**The task**
Search the material for the string "nuopc", then return every line where it is found.

**The data**
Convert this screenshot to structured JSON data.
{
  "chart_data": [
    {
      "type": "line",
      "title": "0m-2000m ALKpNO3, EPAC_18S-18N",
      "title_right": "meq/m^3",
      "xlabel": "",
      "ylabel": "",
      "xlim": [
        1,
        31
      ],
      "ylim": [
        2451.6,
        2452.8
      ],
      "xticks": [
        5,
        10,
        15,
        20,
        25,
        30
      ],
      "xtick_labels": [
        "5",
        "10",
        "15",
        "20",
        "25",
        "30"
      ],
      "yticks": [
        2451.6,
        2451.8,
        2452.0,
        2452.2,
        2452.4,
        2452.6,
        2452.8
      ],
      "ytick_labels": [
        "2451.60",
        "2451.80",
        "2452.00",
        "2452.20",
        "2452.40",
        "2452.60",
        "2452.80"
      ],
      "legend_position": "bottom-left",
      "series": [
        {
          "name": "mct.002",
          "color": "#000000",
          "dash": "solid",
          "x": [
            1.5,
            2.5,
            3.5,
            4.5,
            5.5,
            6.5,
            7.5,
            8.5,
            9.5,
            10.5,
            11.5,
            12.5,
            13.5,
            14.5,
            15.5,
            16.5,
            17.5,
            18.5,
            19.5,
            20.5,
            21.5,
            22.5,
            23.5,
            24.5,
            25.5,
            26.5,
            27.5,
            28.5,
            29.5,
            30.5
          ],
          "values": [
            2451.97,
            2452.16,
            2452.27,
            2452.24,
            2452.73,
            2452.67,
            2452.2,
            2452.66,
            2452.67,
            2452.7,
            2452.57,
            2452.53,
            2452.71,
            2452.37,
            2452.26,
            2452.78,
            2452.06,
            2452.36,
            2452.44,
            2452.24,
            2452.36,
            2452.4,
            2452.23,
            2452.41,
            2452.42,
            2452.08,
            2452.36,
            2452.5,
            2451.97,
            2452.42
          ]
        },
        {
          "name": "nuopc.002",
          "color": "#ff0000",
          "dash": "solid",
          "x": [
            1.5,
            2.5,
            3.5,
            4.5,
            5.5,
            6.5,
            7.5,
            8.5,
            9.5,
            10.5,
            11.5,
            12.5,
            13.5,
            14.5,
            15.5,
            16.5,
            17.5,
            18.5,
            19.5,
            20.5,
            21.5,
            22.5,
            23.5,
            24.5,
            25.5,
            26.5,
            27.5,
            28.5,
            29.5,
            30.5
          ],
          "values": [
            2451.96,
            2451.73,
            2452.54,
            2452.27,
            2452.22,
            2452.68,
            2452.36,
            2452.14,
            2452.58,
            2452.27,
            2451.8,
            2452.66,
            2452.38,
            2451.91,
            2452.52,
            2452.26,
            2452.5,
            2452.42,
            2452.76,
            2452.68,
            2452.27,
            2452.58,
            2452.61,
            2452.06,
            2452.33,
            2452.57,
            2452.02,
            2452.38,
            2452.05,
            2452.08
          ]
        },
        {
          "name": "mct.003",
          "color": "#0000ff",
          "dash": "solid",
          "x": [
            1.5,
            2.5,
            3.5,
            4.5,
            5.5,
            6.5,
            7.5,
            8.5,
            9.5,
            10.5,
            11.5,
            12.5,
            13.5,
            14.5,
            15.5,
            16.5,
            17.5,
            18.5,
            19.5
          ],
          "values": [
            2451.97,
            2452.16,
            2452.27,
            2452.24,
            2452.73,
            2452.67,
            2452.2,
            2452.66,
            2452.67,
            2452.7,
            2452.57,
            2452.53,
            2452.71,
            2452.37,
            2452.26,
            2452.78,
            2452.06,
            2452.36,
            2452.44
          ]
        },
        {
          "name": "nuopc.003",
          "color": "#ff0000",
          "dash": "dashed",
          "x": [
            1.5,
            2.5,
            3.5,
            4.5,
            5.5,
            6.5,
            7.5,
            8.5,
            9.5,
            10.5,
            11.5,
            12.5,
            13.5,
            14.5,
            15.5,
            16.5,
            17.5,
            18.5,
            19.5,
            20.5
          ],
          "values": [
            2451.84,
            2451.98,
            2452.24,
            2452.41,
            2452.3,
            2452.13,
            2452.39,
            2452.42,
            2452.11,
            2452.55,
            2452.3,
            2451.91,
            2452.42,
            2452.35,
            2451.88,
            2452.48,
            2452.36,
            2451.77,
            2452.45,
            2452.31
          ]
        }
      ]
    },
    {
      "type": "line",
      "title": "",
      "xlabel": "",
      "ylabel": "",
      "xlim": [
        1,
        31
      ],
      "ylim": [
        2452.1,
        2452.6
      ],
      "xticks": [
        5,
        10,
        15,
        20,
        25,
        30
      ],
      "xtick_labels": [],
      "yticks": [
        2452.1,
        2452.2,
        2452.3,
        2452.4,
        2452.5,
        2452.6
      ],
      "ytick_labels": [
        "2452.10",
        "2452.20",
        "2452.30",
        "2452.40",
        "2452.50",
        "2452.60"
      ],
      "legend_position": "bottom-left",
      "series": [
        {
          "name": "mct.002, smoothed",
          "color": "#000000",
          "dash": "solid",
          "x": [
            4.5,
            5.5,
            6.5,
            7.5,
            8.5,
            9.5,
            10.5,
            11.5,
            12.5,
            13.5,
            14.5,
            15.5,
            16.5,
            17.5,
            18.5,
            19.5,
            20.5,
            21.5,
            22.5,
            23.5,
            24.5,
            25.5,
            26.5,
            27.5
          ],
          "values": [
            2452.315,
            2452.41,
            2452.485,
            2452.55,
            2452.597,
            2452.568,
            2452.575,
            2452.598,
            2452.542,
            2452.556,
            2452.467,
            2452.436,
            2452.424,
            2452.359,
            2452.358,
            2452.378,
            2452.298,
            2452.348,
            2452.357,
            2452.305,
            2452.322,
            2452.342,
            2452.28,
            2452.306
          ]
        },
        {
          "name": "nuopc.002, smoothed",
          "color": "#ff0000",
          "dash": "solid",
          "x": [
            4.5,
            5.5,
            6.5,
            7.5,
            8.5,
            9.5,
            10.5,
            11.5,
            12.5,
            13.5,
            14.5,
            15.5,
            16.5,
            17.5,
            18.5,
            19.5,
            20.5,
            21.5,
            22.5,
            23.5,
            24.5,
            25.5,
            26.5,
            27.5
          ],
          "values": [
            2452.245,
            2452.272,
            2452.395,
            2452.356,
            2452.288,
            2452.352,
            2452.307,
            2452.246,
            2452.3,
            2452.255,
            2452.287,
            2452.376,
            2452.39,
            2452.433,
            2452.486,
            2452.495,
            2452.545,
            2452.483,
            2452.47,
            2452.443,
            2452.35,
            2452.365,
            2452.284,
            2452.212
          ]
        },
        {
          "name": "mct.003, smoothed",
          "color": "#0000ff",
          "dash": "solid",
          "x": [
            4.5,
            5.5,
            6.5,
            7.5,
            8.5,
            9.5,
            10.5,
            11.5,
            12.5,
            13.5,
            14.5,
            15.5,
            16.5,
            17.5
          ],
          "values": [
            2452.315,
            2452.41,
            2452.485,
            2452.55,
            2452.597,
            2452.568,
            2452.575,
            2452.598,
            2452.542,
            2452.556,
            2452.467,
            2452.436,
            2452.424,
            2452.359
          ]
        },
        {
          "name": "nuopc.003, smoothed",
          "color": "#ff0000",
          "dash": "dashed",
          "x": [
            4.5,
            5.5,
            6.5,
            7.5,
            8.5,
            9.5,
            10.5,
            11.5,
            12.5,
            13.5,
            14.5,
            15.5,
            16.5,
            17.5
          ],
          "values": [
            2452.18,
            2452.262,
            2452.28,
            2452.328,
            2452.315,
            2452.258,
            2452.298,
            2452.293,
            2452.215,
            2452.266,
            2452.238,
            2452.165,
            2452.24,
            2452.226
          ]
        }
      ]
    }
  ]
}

**Answer to the problem**
          "name": "nuopc.002",
          "name": "nuopc.003",
          "name": "nuopc.002, smoothed",
          "name": "nuopc.003, smoothed",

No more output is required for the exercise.